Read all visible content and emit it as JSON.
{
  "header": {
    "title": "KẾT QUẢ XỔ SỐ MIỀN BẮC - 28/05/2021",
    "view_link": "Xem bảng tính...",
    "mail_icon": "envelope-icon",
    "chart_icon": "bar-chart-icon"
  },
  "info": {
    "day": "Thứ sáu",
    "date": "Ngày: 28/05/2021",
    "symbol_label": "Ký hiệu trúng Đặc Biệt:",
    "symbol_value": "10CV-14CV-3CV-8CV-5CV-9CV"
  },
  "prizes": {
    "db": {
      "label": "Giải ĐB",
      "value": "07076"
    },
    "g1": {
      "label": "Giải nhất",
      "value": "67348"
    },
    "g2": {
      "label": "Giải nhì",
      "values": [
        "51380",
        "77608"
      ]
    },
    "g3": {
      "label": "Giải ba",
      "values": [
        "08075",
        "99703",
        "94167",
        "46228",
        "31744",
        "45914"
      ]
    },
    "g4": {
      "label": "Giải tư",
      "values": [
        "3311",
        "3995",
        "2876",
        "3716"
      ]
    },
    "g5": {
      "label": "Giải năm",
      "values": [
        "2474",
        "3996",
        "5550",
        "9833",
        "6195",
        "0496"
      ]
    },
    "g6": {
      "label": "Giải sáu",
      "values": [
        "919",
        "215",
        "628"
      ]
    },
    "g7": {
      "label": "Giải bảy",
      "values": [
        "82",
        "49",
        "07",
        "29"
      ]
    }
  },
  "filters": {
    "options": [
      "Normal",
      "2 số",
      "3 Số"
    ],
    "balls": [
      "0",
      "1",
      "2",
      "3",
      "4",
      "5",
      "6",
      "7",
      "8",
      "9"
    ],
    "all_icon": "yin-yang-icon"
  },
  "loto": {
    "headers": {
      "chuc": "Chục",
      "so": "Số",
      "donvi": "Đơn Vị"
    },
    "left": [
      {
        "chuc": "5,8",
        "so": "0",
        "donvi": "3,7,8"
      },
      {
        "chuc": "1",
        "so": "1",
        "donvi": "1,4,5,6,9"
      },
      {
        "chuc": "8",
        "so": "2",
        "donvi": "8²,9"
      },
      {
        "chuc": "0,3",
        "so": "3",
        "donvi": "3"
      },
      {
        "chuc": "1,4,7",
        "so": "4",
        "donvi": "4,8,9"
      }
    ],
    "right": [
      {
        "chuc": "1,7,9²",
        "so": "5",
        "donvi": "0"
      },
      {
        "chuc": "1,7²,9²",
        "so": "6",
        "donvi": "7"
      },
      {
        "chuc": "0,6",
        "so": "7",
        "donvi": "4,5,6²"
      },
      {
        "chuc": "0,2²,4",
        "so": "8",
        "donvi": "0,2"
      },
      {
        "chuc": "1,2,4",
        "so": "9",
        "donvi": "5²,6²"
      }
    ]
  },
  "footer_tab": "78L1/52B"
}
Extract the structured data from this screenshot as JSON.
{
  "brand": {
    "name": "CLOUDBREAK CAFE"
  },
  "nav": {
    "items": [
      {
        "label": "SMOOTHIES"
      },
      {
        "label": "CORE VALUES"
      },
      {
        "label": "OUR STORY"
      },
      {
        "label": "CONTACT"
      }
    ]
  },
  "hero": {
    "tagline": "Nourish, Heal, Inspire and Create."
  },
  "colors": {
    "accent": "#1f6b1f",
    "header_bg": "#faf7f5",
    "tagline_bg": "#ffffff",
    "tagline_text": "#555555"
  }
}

****************************************

▸ Required task
Select the lines in this material that hold the word "chuc", leaving none out.

▸ Full response
      "chuc": "Chục",
        "chuc": "5,8",
        "chuc": "1",
        "chuc": "8",
        "chuc": "0,3",
        "chuc": "1,4,7",
        "chuc": "1,7,9²",
        "chuc": "1,7²,9²",
        "chuc": "0,6",
        "chuc": "0,2²,4",
        "chuc": "1,2,4",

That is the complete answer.